**** DATA ENTRIES
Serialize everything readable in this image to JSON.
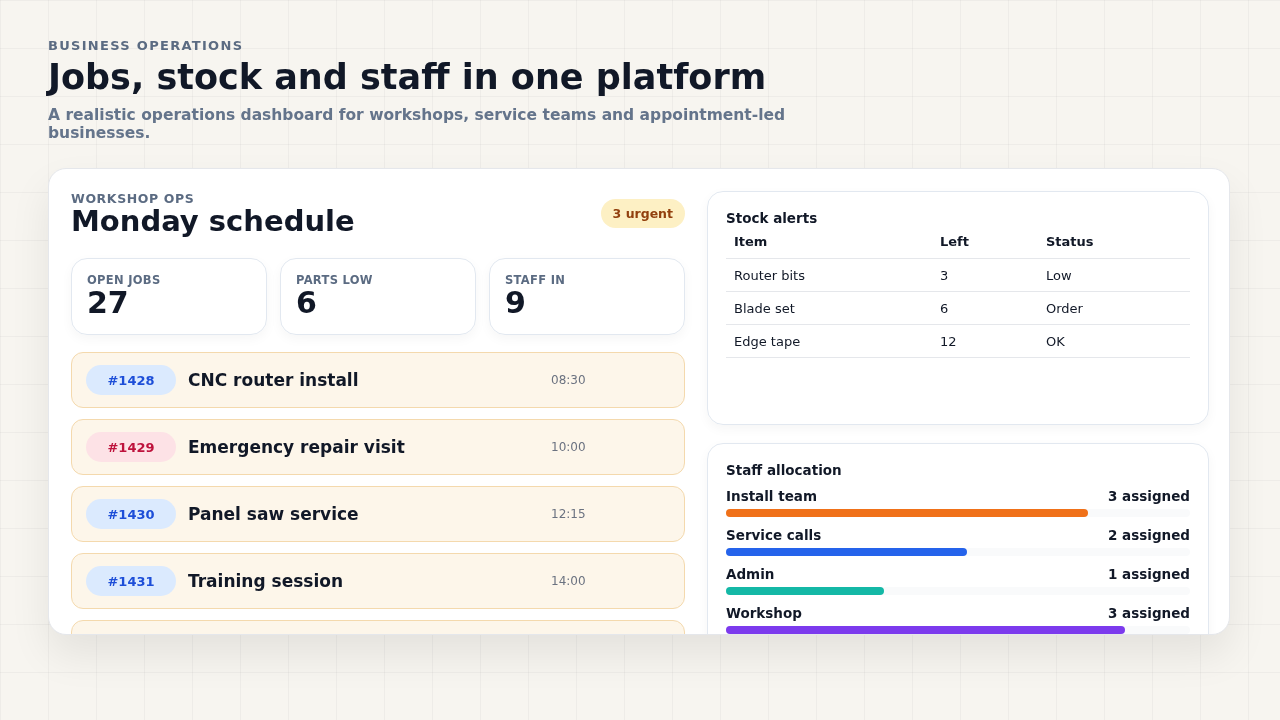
{
  "header": {
    "eyebrow": "BUSINESS OPERATIONS",
    "title": "Jobs, stock and staff in one platform",
    "subtitle": "A realistic operations dashboard for workshops, service teams and appointment-led businesses."
  },
  "schedule": {
    "eyebrow": "WORKSHOP OPS",
    "title": "Monday schedule",
    "badge": "3 urgent",
    "stats": [
      {
        "label": "OPEN JOBS",
        "value": "27"
      },
      {
        "label": "PARTS LOW",
        "value": "6"
      },
      {
        "label": "STAFF IN",
        "value": "9"
      }
    ],
    "jobs": [
      {
        "id": "#1428",
        "title": "CNC router install",
        "time": "08:30",
        "urgent": false
      },
      {
        "id": "#1429",
        "title": "Emergency repair visit",
        "time": "10:00",
        "urgent": true
      },
      {
        "id": "#1430",
        "title": "Panel saw service",
        "time": "12:15",
        "urgent": false
      },
      {
        "id": "#1431",
        "title": "Training session",
        "time": "14:00",
        "urgent": false
      }
    ]
  },
  "stock_alerts": {
    "title": "Stock alerts",
    "columns": [
      "Item",
      "Left",
      "Status"
    ],
    "rows": [
      [
        "Router bits",
        "3",
        "Low"
      ],
      [
        "Blade set",
        "6",
        "Order"
      ],
      [
        "Edge tape",
        "12",
        "OK"
      ]
    ]
  },
  "staff_allocation": {
    "title": "Staff allocation",
    "teams": [
      {
        "name": "Install team",
        "reading": "3 assigned",
        "level": 0.78,
        "color": "#f07119"
      },
      {
        "name": "Service calls",
        "reading": "2 assigned",
        "level": 0.52,
        "color": "#2563eb"
      },
      {
        "name": "Admin",
        "reading": "1 assigned",
        "level": 0.34,
        "color": "#14b8a6"
      },
      {
        "name": "Workshop",
        "reading": "3 assigned",
        "level": 0.86,
        "color": "#7c3aed"
      }
    ]
  }
}
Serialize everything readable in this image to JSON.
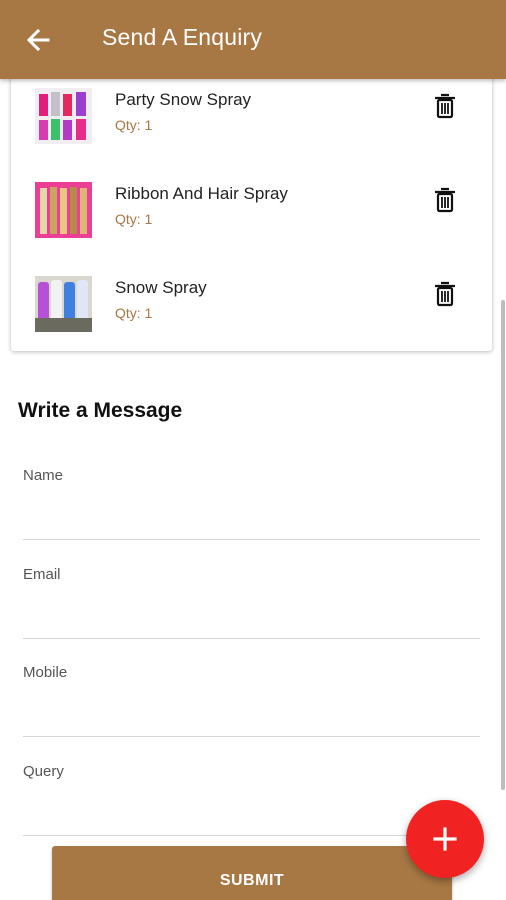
{
  "appbar": {
    "title": "Send A Enquiry",
    "color": "#a87844"
  },
  "cart": {
    "items": [
      {
        "name": "Party Snow Spray",
        "qty": "Qty: 1",
        "image": "party-snow-spray-photo"
      },
      {
        "name": "Ribbon And Hair Spray",
        "qty": "Qty: 1",
        "image": "ribbon-hair-spray-photo"
      },
      {
        "name": "Snow Spray",
        "qty": "Qty: 1",
        "image": "snow-spray-photo"
      }
    ]
  },
  "form": {
    "title": "Write a Message",
    "fields": [
      {
        "label": "Name",
        "value": ""
      },
      {
        "label": "Email",
        "value": ""
      },
      {
        "label": "Mobile",
        "value": ""
      },
      {
        "label": "Query",
        "value": ""
      }
    ],
    "submit_label": "SUBMIT"
  },
  "fab": {
    "icon": "plus-icon",
    "color": "#f02222"
  },
  "accent_colors": {
    "brand": "#a87844",
    "fab": "#f02222"
  }
}
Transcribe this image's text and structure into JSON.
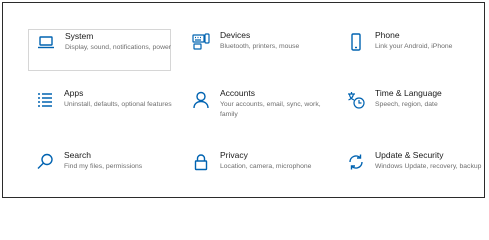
{
  "settings": {
    "accent_color": "#0063b1",
    "tiles": [
      {
        "title": "System",
        "description": "Display, sound, notifications, power",
        "icon": "laptop-icon",
        "selected": true
      },
      {
        "title": "Devices",
        "description": "Bluetooth, printers, mouse",
        "icon": "keyboard-icon"
      },
      {
        "title": "Phone",
        "description": "Link your Android, iPhone",
        "icon": "phone-icon"
      },
      {
        "title": "Apps",
        "description": "Uninstall, defaults, optional features",
        "icon": "apps-list-icon"
      },
      {
        "title": "Accounts",
        "description": "Your accounts, email, sync, work, family",
        "icon": "person-icon"
      },
      {
        "title": "Time & Language",
        "description": "Speech, region, date",
        "icon": "time-language-icon"
      },
      {
        "title": "Search",
        "description": "Find my files, permissions",
        "icon": "search-icon"
      },
      {
        "title": "Privacy",
        "description": "Location, camera, microphone",
        "icon": "lock-icon"
      },
      {
        "title": "Update & Security",
        "description": "Windows Update, recovery, backup",
        "icon": "sync-arrows-icon"
      }
    ]
  }
}
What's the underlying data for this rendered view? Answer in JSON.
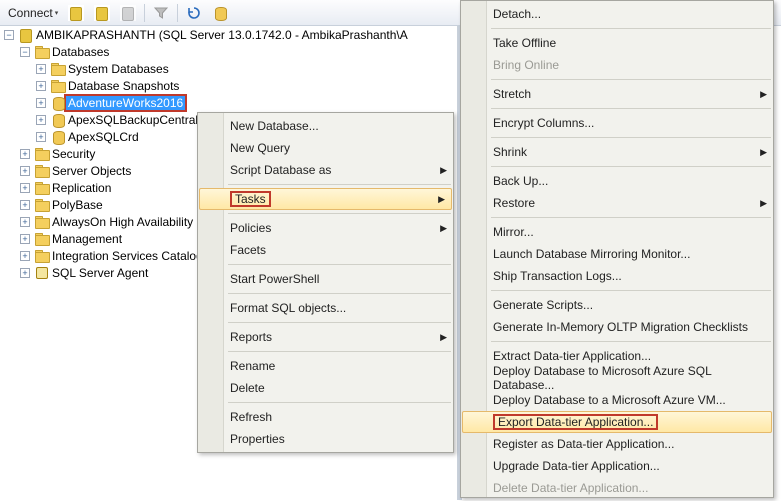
{
  "toolbar": {
    "connect_label": "Connect"
  },
  "tree": {
    "server": "AMBIKAPRASHANTH (SQL Server 13.0.1742.0 - AmbikaPrashanth\\A",
    "databases": "Databases",
    "sys_db": "System Databases",
    "snapshots": "Database Snapshots",
    "adventure": "AdventureWorks2016",
    "backup": "ApexSQLBackupCentral",
    "crd": "ApexSQLCrd",
    "security": "Security",
    "server_obj": "Server Objects",
    "replication": "Replication",
    "polybase": "PolyBase",
    "alwayson": "AlwaysOn High Availability",
    "management": "Management",
    "isc": "Integration Services Catalogs",
    "agent": "SQL Server Agent"
  },
  "menu1": {
    "new_db": "New Database...",
    "new_query": "New Query",
    "script_db": "Script Database as",
    "tasks": "Tasks",
    "policies": "Policies",
    "facets": "Facets",
    "start_ps": "Start PowerShell",
    "format_sql": "Format SQL objects...",
    "reports": "Reports",
    "rename": "Rename",
    "delete": "Delete",
    "refresh": "Refresh",
    "properties": "Properties"
  },
  "menu2": {
    "detach": "Detach...",
    "take_offline": "Take Offline",
    "bring_online": "Bring Online",
    "stretch": "Stretch",
    "encrypt": "Encrypt Columns...",
    "shrink": "Shrink",
    "backup": "Back Up...",
    "restore": "Restore",
    "mirror": "Mirror...",
    "launch_mirror": "Launch Database Mirroring Monitor...",
    "ship_logs": "Ship Transaction Logs...",
    "gen_scripts": "Generate Scripts...",
    "gen_oltp": "Generate In-Memory OLTP Migration Checklists",
    "extract_dta": "Extract Data-tier Application...",
    "deploy_azure_db": "Deploy Database to Microsoft Azure SQL Database...",
    "deploy_azure_vm": "Deploy Database to a Microsoft Azure VM...",
    "export_dta": "Export Data-tier Application...",
    "register_dta": "Register as Data-tier Application...",
    "upgrade_dta": "Upgrade Data-tier Application...",
    "delete_dta": "Delete Data-tier Application..."
  }
}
********
TASK OBJECTIVE: Return every line from the records above that holds the word "eyebrow".

TASK RESPONSE:
    "eyebrow": "BUSINESS OPERATIONS",
    "eyebrow": "WORKSHOP OPS",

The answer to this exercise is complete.